WRITTEN PROBLEM. Using the records below, please work out how many lines contain "this"; answer with the number alone.

(Records contained in a dataset)
* * *

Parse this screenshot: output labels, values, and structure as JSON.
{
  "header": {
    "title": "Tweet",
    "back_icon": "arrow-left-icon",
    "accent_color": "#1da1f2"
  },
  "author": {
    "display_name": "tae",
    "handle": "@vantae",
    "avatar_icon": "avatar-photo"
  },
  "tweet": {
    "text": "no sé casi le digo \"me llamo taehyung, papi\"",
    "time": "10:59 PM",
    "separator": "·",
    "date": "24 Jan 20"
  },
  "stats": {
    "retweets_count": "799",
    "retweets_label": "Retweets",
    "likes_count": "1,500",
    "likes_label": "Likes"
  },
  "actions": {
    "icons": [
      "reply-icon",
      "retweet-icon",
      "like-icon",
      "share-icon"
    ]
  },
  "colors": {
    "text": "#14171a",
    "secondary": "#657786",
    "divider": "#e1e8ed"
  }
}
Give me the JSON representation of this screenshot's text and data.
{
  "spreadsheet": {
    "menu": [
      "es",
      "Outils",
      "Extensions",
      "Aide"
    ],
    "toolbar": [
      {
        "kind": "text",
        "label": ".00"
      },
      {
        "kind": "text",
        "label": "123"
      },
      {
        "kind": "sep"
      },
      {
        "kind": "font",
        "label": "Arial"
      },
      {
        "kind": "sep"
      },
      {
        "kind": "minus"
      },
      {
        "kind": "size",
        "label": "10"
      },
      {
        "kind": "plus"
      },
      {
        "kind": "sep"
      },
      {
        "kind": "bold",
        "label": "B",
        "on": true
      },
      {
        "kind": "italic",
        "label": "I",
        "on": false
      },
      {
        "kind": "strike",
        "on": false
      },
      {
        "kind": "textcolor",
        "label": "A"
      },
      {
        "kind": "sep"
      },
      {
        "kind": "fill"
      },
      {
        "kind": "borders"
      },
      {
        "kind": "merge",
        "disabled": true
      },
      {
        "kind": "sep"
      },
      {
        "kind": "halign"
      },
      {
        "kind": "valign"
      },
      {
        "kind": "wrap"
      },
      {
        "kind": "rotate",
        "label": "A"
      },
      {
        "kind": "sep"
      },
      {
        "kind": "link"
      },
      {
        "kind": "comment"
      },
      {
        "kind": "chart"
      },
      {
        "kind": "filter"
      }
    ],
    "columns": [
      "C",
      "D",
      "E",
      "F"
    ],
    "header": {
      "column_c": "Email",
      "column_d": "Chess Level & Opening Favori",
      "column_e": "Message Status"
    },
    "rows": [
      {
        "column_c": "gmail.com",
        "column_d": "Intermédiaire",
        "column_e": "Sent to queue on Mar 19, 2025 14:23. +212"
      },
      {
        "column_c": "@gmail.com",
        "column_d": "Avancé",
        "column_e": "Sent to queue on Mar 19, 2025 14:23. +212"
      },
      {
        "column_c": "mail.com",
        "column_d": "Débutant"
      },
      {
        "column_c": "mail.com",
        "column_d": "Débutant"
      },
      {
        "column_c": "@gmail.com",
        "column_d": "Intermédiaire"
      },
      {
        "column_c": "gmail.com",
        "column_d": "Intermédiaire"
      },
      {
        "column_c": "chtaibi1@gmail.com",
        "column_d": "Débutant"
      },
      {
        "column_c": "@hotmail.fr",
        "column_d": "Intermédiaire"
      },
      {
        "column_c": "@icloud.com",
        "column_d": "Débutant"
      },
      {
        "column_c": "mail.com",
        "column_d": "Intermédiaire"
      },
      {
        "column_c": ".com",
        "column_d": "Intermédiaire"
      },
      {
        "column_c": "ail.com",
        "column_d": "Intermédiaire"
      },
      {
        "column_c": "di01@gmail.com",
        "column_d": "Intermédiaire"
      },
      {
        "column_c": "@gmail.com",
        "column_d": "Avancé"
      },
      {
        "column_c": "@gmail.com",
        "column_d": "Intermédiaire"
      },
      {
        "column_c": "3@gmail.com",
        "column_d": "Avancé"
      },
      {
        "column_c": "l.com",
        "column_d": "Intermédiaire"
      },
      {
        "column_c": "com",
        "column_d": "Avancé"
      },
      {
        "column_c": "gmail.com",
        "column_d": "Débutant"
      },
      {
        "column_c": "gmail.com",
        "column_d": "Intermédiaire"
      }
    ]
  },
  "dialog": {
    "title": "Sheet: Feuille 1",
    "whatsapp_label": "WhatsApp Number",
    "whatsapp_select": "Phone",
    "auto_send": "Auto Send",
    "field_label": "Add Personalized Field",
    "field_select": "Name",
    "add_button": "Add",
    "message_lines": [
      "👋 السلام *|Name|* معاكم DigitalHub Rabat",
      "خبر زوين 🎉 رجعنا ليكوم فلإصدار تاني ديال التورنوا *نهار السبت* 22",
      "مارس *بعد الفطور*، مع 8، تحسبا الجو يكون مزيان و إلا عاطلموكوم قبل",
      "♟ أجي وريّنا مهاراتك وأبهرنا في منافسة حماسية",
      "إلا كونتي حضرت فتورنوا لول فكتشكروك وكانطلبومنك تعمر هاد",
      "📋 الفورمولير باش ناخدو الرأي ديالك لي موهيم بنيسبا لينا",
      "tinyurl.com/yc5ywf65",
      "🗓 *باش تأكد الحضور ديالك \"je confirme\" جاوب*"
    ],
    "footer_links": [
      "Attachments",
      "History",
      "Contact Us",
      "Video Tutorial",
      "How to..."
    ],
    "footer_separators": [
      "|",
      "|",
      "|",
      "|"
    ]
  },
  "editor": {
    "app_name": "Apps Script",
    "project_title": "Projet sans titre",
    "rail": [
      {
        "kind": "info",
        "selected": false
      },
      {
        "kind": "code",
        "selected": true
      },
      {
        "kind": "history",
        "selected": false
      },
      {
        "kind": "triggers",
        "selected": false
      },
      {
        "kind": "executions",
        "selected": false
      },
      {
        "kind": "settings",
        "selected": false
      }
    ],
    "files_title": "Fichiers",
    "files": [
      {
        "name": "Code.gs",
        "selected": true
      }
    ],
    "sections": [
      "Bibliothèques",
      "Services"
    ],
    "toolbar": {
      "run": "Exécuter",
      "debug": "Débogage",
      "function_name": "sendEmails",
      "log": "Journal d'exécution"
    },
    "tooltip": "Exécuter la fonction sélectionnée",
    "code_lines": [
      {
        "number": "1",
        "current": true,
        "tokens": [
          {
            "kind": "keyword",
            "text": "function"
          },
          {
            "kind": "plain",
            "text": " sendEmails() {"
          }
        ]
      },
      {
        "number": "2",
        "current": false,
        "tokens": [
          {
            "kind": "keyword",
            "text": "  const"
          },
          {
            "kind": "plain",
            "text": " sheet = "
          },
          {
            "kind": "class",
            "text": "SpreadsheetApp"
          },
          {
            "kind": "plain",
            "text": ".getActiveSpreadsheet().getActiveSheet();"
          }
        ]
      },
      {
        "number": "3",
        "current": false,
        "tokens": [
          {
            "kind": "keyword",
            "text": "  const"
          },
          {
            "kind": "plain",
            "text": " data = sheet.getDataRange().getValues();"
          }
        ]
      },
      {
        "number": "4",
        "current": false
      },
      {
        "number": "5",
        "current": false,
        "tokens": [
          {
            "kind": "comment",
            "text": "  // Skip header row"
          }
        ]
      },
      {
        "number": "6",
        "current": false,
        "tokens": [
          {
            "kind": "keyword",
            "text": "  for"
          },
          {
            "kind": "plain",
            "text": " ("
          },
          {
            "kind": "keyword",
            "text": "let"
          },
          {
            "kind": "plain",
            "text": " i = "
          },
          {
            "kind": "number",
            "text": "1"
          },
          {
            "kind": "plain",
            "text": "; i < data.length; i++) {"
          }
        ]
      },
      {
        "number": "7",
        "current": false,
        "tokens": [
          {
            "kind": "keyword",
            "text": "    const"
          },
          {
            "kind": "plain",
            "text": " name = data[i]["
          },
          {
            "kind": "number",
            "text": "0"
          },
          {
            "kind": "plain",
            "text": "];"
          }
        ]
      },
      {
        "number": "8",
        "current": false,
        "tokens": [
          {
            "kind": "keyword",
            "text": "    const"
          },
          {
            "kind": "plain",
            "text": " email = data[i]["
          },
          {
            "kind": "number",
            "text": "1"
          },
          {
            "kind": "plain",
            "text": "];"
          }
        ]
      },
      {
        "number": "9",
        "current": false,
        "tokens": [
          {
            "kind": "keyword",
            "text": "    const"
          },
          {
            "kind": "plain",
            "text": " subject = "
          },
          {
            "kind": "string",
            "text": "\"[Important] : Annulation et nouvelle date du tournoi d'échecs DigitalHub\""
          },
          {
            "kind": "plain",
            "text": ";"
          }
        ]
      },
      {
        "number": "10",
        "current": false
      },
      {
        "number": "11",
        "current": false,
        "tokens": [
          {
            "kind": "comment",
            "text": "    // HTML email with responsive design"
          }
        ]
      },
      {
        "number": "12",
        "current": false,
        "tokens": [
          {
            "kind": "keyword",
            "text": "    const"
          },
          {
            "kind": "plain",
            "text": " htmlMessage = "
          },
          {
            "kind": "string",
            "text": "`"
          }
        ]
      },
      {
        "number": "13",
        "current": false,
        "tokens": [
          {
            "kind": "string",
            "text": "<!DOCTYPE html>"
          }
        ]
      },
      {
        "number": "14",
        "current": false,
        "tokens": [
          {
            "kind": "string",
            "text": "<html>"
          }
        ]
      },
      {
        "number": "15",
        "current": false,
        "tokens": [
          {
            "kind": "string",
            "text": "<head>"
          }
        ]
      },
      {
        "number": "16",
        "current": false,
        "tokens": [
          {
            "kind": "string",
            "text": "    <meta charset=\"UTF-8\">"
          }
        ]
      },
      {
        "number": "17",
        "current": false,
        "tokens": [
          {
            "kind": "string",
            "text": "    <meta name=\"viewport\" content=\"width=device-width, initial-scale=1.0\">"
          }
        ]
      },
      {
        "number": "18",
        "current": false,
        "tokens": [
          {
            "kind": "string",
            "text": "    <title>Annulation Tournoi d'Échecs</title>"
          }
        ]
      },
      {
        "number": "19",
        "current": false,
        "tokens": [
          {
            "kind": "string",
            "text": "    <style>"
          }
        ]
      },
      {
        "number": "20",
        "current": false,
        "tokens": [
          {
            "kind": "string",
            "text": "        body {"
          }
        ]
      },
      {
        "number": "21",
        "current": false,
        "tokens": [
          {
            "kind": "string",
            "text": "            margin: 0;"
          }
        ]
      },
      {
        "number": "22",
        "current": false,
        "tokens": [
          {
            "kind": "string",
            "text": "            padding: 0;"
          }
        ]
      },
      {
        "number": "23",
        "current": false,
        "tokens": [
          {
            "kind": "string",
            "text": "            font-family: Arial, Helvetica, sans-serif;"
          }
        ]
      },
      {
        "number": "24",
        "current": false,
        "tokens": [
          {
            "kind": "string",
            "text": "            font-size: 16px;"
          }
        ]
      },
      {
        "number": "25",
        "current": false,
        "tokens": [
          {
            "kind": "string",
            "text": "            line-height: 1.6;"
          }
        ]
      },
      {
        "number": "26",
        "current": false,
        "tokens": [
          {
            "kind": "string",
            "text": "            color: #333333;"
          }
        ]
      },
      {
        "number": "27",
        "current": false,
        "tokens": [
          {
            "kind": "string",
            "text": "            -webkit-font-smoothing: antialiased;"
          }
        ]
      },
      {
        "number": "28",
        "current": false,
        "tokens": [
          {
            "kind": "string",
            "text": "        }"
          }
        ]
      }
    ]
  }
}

* * *

THE COMPLETED TASK. 2